◆ **TASK TO COMPLETE**:
Go through the material and pull out every line with the string "viewed" in it.
## Begin
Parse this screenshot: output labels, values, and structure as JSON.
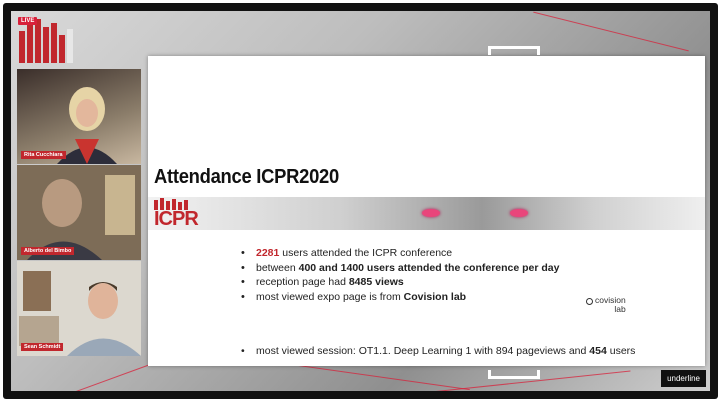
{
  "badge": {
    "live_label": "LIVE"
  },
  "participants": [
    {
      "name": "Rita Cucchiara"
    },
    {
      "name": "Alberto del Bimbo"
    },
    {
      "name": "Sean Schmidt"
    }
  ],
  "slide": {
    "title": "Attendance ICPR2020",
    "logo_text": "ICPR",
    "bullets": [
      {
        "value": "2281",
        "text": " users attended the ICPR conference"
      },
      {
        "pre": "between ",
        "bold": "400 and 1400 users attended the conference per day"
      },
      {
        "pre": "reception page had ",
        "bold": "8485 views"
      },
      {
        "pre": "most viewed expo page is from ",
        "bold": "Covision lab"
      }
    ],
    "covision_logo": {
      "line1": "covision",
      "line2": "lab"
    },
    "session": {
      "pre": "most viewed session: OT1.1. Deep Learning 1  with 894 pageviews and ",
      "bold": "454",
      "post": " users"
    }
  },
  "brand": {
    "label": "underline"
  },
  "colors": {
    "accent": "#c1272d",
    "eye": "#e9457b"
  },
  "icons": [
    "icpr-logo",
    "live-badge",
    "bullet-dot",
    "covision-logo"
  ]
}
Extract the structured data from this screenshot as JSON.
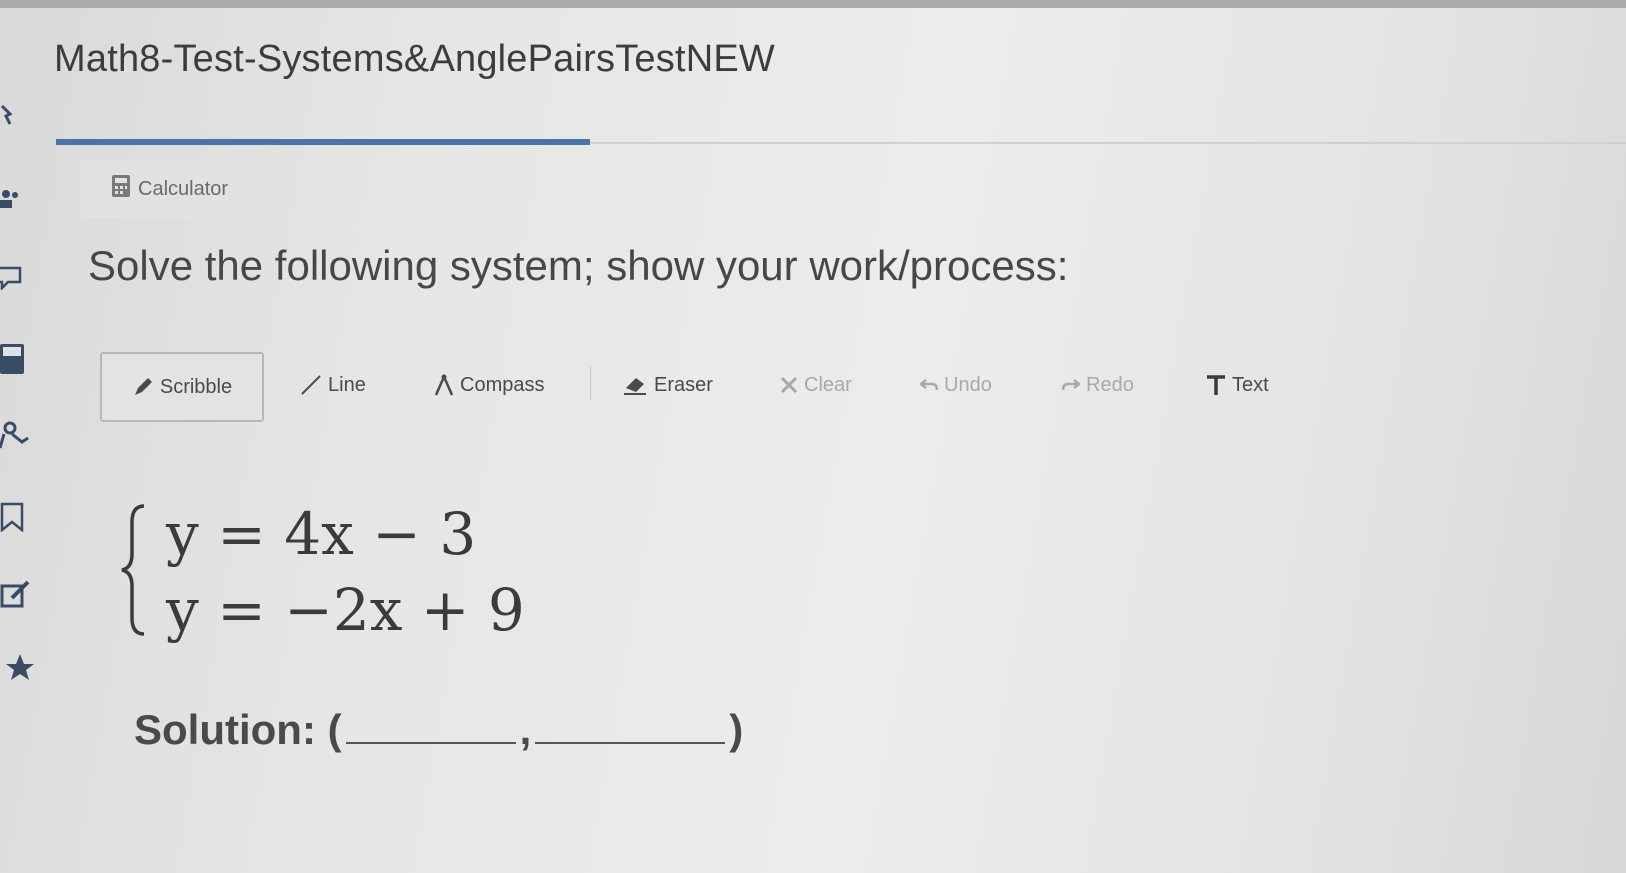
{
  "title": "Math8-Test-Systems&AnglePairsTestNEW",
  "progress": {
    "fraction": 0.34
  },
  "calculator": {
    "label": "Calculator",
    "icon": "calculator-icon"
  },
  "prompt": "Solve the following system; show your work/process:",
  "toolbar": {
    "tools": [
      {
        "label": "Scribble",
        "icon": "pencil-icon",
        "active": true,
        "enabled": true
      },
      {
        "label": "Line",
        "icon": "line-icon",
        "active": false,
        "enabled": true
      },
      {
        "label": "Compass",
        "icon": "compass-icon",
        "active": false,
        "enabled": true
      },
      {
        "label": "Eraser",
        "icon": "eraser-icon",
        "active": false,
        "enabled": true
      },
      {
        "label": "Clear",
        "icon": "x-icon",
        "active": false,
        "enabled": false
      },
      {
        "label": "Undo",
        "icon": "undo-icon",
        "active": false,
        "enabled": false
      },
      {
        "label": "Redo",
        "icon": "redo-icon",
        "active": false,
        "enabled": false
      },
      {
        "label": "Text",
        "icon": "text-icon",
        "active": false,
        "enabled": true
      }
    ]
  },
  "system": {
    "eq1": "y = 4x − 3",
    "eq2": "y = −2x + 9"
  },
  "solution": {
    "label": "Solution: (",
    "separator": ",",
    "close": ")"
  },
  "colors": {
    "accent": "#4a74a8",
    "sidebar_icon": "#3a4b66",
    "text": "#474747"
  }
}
## End
## Begin
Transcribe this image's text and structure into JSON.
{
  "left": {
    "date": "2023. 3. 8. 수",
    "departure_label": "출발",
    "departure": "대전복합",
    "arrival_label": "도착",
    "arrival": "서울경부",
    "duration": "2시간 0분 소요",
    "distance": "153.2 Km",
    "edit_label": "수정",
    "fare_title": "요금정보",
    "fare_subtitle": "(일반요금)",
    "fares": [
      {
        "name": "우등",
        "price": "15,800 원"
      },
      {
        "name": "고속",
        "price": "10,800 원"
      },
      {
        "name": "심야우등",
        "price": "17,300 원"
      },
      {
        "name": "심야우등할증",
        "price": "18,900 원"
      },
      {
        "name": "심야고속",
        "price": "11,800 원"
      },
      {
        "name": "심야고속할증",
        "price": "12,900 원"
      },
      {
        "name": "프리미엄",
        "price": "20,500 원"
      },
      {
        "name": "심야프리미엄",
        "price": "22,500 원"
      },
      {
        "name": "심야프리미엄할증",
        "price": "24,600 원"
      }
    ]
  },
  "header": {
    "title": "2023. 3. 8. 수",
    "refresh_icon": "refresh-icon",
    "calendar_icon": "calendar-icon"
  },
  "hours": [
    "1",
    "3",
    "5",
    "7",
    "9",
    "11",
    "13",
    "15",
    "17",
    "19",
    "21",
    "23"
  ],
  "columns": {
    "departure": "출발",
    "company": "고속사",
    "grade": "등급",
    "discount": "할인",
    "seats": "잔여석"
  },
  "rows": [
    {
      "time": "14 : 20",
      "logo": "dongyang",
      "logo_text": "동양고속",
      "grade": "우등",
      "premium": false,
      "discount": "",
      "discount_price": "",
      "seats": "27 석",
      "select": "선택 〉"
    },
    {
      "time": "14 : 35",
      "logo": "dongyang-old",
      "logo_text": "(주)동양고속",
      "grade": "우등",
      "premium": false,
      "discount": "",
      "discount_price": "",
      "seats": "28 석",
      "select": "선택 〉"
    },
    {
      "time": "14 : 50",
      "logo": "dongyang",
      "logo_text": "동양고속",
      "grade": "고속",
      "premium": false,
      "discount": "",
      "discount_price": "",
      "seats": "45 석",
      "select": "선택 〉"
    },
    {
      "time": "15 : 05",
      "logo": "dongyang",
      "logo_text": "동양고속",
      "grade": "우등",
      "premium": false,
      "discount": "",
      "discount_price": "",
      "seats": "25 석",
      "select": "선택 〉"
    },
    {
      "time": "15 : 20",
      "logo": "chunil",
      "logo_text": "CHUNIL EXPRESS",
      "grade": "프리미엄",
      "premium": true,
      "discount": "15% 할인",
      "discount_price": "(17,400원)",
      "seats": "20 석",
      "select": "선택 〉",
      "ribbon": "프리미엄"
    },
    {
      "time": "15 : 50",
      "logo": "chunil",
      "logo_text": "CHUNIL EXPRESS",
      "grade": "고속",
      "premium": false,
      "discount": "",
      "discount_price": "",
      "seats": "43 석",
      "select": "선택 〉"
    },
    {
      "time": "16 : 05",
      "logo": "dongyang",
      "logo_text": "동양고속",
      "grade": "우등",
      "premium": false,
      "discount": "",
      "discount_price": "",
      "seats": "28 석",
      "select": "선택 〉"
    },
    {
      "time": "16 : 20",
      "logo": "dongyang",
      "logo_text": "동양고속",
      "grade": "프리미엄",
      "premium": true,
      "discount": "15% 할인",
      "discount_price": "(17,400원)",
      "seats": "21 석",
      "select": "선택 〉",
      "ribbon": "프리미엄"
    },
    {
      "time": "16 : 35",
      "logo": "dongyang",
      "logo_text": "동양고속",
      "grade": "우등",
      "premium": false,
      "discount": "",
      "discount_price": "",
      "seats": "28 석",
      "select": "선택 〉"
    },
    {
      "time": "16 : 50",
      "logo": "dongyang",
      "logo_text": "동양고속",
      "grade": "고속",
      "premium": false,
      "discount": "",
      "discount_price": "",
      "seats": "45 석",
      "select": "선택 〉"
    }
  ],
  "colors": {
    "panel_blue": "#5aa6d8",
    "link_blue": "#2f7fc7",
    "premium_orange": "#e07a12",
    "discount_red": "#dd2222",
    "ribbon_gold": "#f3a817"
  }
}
## End
## Begin
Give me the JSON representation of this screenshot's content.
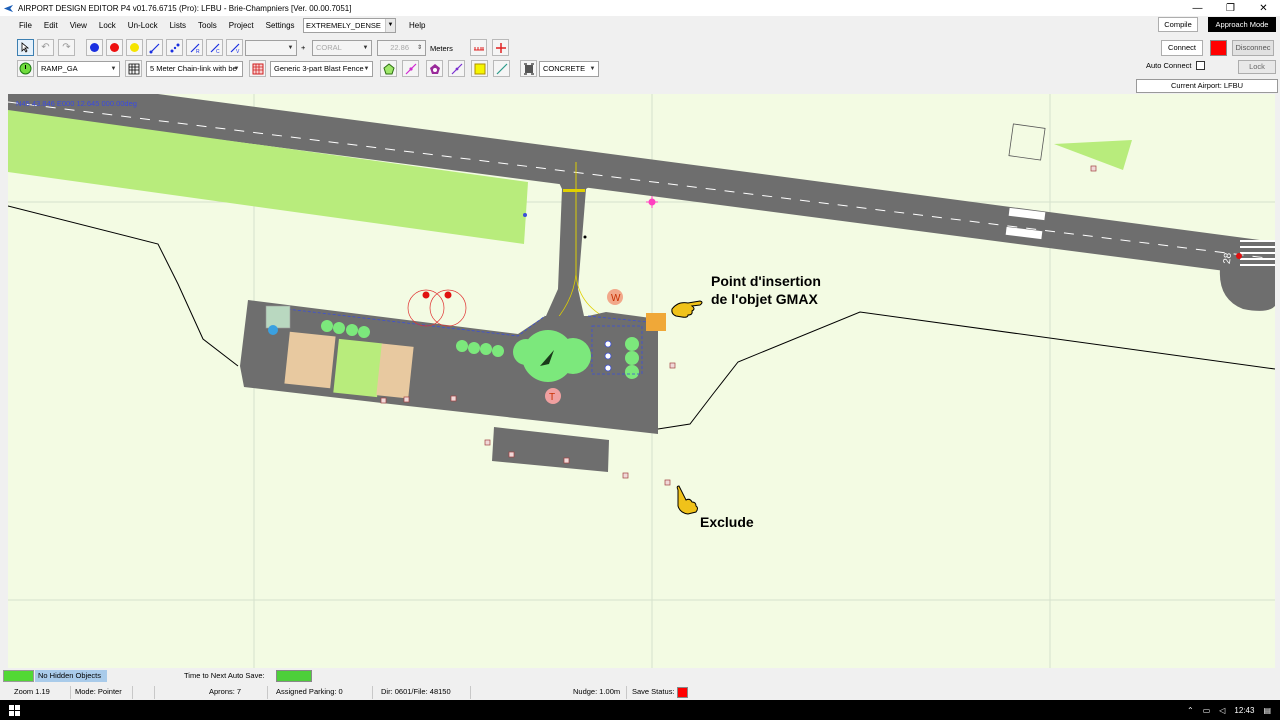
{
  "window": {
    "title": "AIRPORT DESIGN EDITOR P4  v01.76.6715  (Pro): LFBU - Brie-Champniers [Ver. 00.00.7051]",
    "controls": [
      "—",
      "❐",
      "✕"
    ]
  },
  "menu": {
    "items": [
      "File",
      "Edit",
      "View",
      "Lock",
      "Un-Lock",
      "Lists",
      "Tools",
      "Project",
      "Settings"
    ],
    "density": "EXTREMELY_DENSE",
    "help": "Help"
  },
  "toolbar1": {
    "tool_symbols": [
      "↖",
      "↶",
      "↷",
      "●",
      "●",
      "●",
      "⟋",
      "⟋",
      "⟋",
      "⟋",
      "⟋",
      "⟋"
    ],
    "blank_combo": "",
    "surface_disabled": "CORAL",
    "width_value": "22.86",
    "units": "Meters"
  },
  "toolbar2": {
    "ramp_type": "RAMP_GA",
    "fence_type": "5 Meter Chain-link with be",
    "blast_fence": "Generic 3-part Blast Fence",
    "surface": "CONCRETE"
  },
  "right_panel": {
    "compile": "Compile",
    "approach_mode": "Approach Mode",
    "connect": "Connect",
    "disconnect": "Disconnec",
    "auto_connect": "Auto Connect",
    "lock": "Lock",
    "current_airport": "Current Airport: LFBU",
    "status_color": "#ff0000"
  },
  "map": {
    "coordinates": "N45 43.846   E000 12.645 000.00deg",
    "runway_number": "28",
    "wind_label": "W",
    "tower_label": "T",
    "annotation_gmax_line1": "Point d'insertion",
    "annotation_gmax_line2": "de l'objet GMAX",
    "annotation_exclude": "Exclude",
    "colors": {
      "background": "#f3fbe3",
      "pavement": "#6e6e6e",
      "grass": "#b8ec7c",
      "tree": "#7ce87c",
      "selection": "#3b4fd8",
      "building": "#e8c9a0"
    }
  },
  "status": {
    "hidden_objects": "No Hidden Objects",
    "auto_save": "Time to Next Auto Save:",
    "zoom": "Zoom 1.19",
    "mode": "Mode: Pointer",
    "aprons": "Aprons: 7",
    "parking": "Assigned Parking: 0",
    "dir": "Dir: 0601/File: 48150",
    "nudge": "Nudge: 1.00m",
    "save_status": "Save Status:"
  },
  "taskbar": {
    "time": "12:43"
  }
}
## End
◆ **ANSWER IN FULL**:
        "pre": "most viewed expo page is from ",
      "pre": "most viewed session: OT1.1. Deep Learning 1  with 894 pageviews and ",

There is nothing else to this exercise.